> [THE EXERCISE]: Copy out each line below that has the word "this" in it.

[Dataset listings of figures]
[Begin]
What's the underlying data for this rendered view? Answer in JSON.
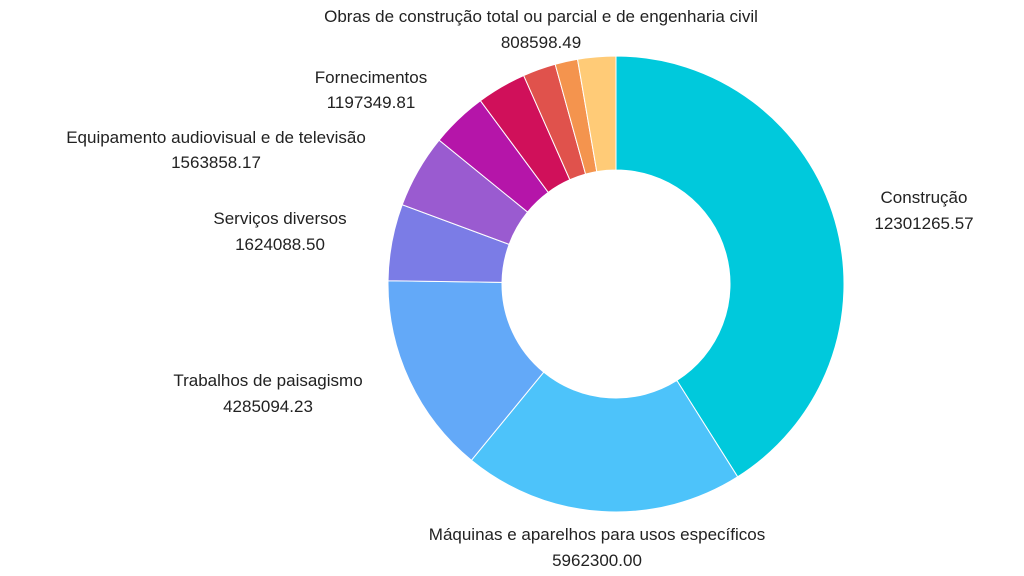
{
  "chart_data": {
    "type": "pie",
    "variant": "donut",
    "title": "",
    "legend": "none",
    "slices": [
      {
        "label": "Construção",
        "value_text": "12301265.57",
        "value": 12301265.57,
        "color": "#00C9DC"
      },
      {
        "label": "Máquinas e aparelhos para usos específicos",
        "value_text": "5962300.00",
        "value": 5962300.0,
        "color": "#4DC3FA"
      },
      {
        "label": "Trabalhos de paisagismo",
        "value_text": "4285094.23",
        "value": 4285094.23,
        "color": "#63A9F8"
      },
      {
        "label": "Serviços diversos",
        "value_text": "1624088.50",
        "value": 1624088.5,
        "color": "#7B7CE6"
      },
      {
        "label": "Equipamento audiovisual e de televisão",
        "value_text": "1563858.17",
        "value": 1563858.17,
        "color": "#9A5BD0"
      },
      {
        "label": "Fornecimentos",
        "value_text": "1197349.81",
        "value": 1197349.81,
        "color": "#B515A9"
      },
      {
        "label": "",
        "value_text": "",
        "value": 1050000,
        "color": "#D0105A"
      },
      {
        "label": "",
        "value_text": "",
        "value": 700000,
        "color": "#E0524C"
      },
      {
        "label": "",
        "value_text": "",
        "value": 480000,
        "color": "#F4944E"
      },
      {
        "label": "Obras de construção total ou parcial e de engenharia civil",
        "value_text": "808598.49",
        "value": 808598.49,
        "color": "#FFCB77"
      }
    ]
  }
}
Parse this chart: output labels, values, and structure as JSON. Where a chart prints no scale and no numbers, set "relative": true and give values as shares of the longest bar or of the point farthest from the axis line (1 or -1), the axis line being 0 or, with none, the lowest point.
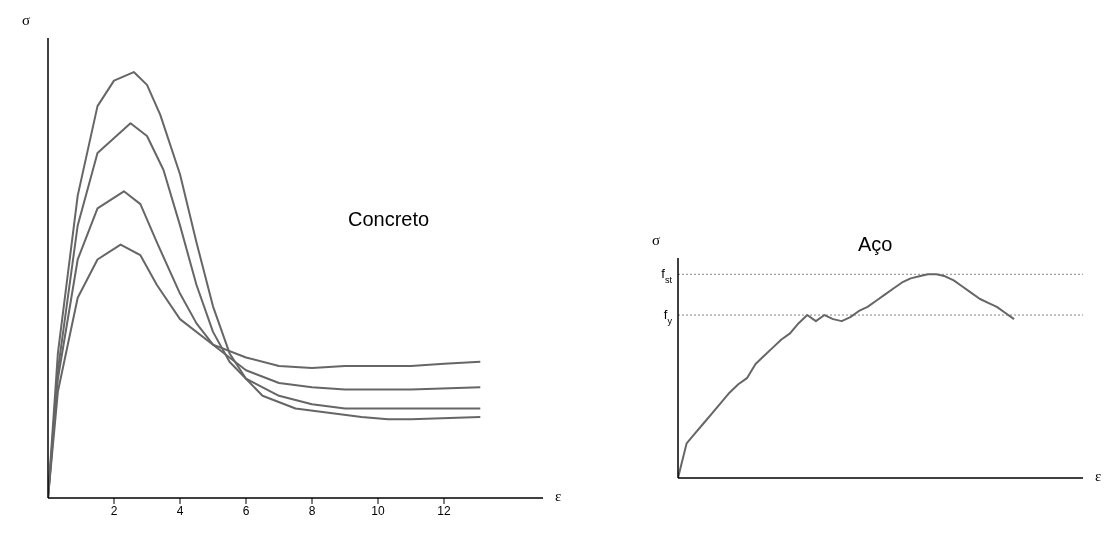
{
  "chart_data": [
    {
      "type": "line",
      "relative": true,
      "xlabel": "ε",
      "ylabel": "σ",
      "xlim": [
        0,
        15
      ],
      "xticks": [
        2,
        4,
        6,
        8,
        10,
        12
      ],
      "tick_labels": "x",
      "annotations": [
        "Concreto"
      ],
      "series": [
        {
          "color": "#666666",
          "x": [
            0,
            0.3,
            0.9,
            1.5,
            2.0,
            2.6,
            3.0,
            3.4,
            4.0,
            4.5,
            5.0,
            5.5,
            6.0,
            6.5,
            7.5,
            8.5,
            9.5,
            10.3,
            11,
            13.1
          ],
          "values": [
            0,
            0.34,
            0.71,
            0.92,
            0.98,
            1,
            0.97,
            0.9,
            0.76,
            0.6,
            0.45,
            0.34,
            0.28,
            0.24,
            0.21,
            0.2,
            0.19,
            0.185,
            0.185,
            0.19
          ]
        },
        {
          "color": "#666666",
          "x": [
            0,
            0.3,
            0.9,
            1.5,
            2.5,
            3.0,
            3.5,
            4.0,
            4.5,
            5.0,
            5.5,
            6.0,
            7,
            8,
            9,
            10,
            11,
            13.1
          ],
          "values": [
            0,
            0.3,
            0.64,
            0.81,
            0.88,
            0.85,
            0.77,
            0.64,
            0.5,
            0.39,
            0.32,
            0.28,
            0.24,
            0.22,
            0.21,
            0.21,
            0.21,
            0.21
          ]
        },
        {
          "color": "#666666",
          "x": [
            0,
            0.3,
            0.9,
            1.5,
            2.3,
            2.8,
            3.3,
            4,
            4.5,
            5,
            5.5,
            6,
            7,
            8,
            9,
            10,
            11,
            13.1
          ],
          "values": [
            0,
            0.28,
            0.56,
            0.68,
            0.72,
            0.69,
            0.6,
            0.48,
            0.41,
            0.36,
            0.33,
            0.3,
            0.27,
            0.26,
            0.255,
            0.255,
            0.255,
            0.26
          ]
        },
        {
          "color": "#666666",
          "x": [
            0,
            0.3,
            0.9,
            1.5,
            2.2,
            2.8,
            3.3,
            4,
            5,
            6,
            7,
            8,
            9,
            10,
            11,
            12,
            13.1
          ],
          "values": [
            0,
            0.25,
            0.47,
            0.56,
            0.595,
            0.57,
            0.5,
            0.42,
            0.36,
            0.33,
            0.31,
            0.305,
            0.31,
            0.31,
            0.31,
            0.315,
            0.32
          ]
        }
      ]
    },
    {
      "type": "line",
      "relative": true,
      "xlabel": "ε",
      "ylabel": "σ",
      "tick_labels": false,
      "annotations": [
        "Aço"
      ],
      "categories": [
        null,
        null,
        null,
        null,
        null,
        null,
        null,
        null,
        null,
        null,
        null,
        null,
        null,
        null,
        null,
        null,
        null,
        null,
        null,
        null,
        null,
        null,
        null,
        null,
        null,
        null,
        null,
        null,
        null,
        null,
        null,
        null,
        null,
        null,
        null,
        null,
        null,
        null,
        null,
        null
      ],
      "series": [
        {
          "color": "#666666",
          "values": [
            0,
            0.17,
            0.22,
            0.27,
            0.32,
            0.37,
            0.42,
            0.46,
            0.49,
            0.56,
            0.6,
            0.64,
            0.68,
            0.71,
            0.76,
            0.8,
            0.77,
            0.8,
            0.78,
            0.77,
            0.79,
            0.82,
            0.84,
            0.87,
            0.9,
            0.93,
            0.96,
            0.98,
            0.99,
            1,
            1,
            0.99,
            0.97,
            0.94,
            0.91,
            0.88,
            0.86,
            0.84,
            0.81,
            0.78
          ]
        }
      ],
      "ref_lines": [
        {
          "axis": "y",
          "value": 1,
          "label": "f$_{st}$",
          "color": "#666666",
          "line_style": "dotted"
        },
        {
          "axis": "y",
          "value": 0.8,
          "label": "f$_{y}$",
          "color": "#666666",
          "line_style": "dotted"
        }
      ]
    }
  ]
}
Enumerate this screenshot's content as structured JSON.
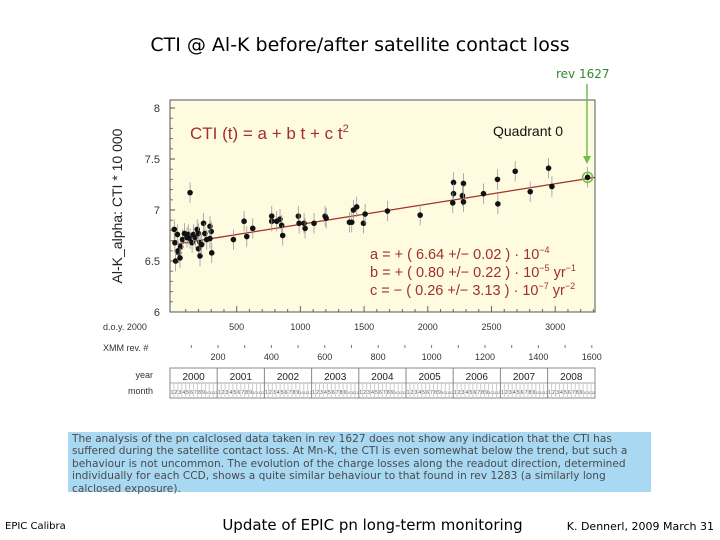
{
  "slide": {
    "title": "CTI @ Al-K before/after satellite contact loss",
    "annotation": "rev 1627",
    "note": "The analysis of the pn calclosed data taken in rev 1627 does not show any indication that the CTI has suffered during the satellite contact loss. At Mn-K, the CTI is even somewhat below the trend, but such a behaviour is not uncommon. The evolution of the charge losses along the readout direction, determined individually for each CCD, shows a quite similar behaviour to that found in rev 1283 (a similarly long calclosed exposure).",
    "footer_left": "EPIC Calibra",
    "footer_center": "Update of EPIC pn long-term monitoring",
    "footer_right": "K. Dennerl, 2009 March 31"
  },
  "colors": {
    "plot_bg": "#fffbe0",
    "fit": "#a0302a",
    "formula": "#a0302a",
    "highlight": "#6cc04a",
    "note_bg": "#a9d9f2"
  },
  "chart_data": {
    "type": "scatter",
    "ylabel": "Al-K_alpha:  CTI * 10 000",
    "formula": "CTI (t)  =  a + b t + c t",
    "formula_exp": "2",
    "panel_label": "Quadrant 0",
    "ylim": [
      6,
      8
    ],
    "yticks": [
      "6",
      "6.5",
      "7",
      "7.5",
      "8"
    ],
    "xlim": [
      0,
      3314
    ],
    "x_axis_label": "d.o.y. 2000",
    "xticks": [
      "500",
      "1000",
      "1500",
      "2000",
      "2500",
      "3000"
    ],
    "rev_axis_label": "XMM rev. #",
    "rev_ticks": [
      "200",
      "400",
      "600",
      "800",
      "1000",
      "1200",
      "1400",
      "1600"
    ],
    "year_label": "year",
    "month_label": "month",
    "years": [
      "2000",
      "2001",
      "2002",
      "2003",
      "2004",
      "2005",
      "2006",
      "2007",
      "2008"
    ],
    "months": [
      "1",
      "2",
      "3",
      "4",
      "5",
      "6",
      "7",
      "8",
      "9",
      "10",
      "11",
      "12"
    ],
    "coefficients": [
      {
        "text": "a  =  +  ( 6.64 +/− 0.02 ) · 10",
        "exp": "−4",
        "unit": "",
        "unit_exp": ""
      },
      {
        "text": "b  =  +  ( 0.80 +/− 0.22 ) · 10",
        "exp": "−5",
        "unit": "yr",
        "unit_exp": "−1"
      },
      {
        "text": "c  =  −  ( 0.26 +/− 3.13 ) · 10",
        "exp": "−7",
        "unit": "yr",
        "unit_exp": "−2"
      }
    ],
    "fit_line": {
      "doy": [
        0,
        3314
      ],
      "value": [
        6.66,
        7.32
      ]
    },
    "typical_error": 0.1,
    "highlighted_point": {
      "doy": 3254,
      "value": 7.32,
      "rev": 1627
    },
    "points": [
      [
        10,
        6.81
      ],
      [
        15,
        6.68
      ],
      [
        20,
        6.5
      ],
      [
        35,
        6.76
      ],
      [
        45,
        6.58
      ],
      [
        40,
        6.6
      ],
      [
        60,
        6.64
      ],
      [
        75,
        6.71
      ],
      [
        90,
        6.77
      ],
      [
        55,
        6.53
      ],
      [
        110,
        6.73
      ],
      [
        120,
        6.76
      ],
      [
        134,
        7.17
      ],
      [
        134,
        6.72
      ],
      [
        150,
        6.68
      ],
      [
        160,
        6.76
      ],
      [
        175,
        6.73
      ],
      [
        190,
        6.81
      ],
      [
        200,
        6.77
      ],
      [
        212,
        6.68
      ],
      [
        200,
        6.62
      ],
      [
        212,
        6.55
      ],
      [
        225,
        6.66
      ],
      [
        240,
        6.87
      ],
      [
        250,
        6.77
      ],
      [
        265,
        6.71
      ],
      [
        290,
        6.84
      ],
      [
        300,
        6.79
      ],
      [
        304,
        6.58
      ],
      [
        290,
        6.72
      ],
      [
        474,
        6.71
      ],
      [
        558,
        6.89
      ],
      [
        579,
        6.74
      ],
      [
        626,
        6.82
      ],
      [
        775,
        6.89
      ],
      [
        775,
        6.94
      ],
      [
        814,
        6.89
      ],
      [
        840,
        6.91
      ],
      [
        853,
        6.85
      ],
      [
        861,
        6.75
      ],
      [
        984,
        6.94
      ],
      [
        990,
        6.87
      ],
      [
        1029,
        6.87
      ],
      [
        1037,
        6.82
      ],
      [
        1107,
        6.87
      ],
      [
        1194,
        6.94
      ],
      [
        1202,
        6.92
      ],
      [
        1385,
        6.88
      ],
      [
        1403,
        6.88
      ],
      [
        1416,
        7.0
      ],
      [
        1442,
        7.03
      ],
      [
        1495,
        6.87
      ],
      [
        1508,
        6.96
      ],
      [
        1683,
        6.99
      ],
      [
        1940,
        6.95
      ],
      [
        2202,
        7.27
      ],
      [
        2202,
        7.16
      ],
      [
        2196,
        7.07
      ],
      [
        2280,
        7.26
      ],
      [
        2272,
        7.14
      ],
      [
        2280,
        7.08
      ],
      [
        2437,
        7.16
      ],
      [
        2547,
        7.3
      ],
      [
        2550,
        7.06
      ],
      [
        2686,
        7.38
      ],
      [
        2804,
        7.18
      ],
      [
        2948,
        7.41
      ],
      [
        2974,
        7.23
      ],
      [
        3254,
        7.32
      ]
    ]
  }
}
[End]
> [WRITTEN RESPONSE]:
What's the underlying data for this rendered view? Answer in JSON.
Parse this chart: output labels, values, and structure as JSON. Where a chart prints no scale and no numbers, set "relative": true and give values as shares of the longest bar or of the point farthest from the axis line (1 or -1), the axis line being 0 or, with none, the lowest point.
Enumerate this screenshot's content as structured JSON.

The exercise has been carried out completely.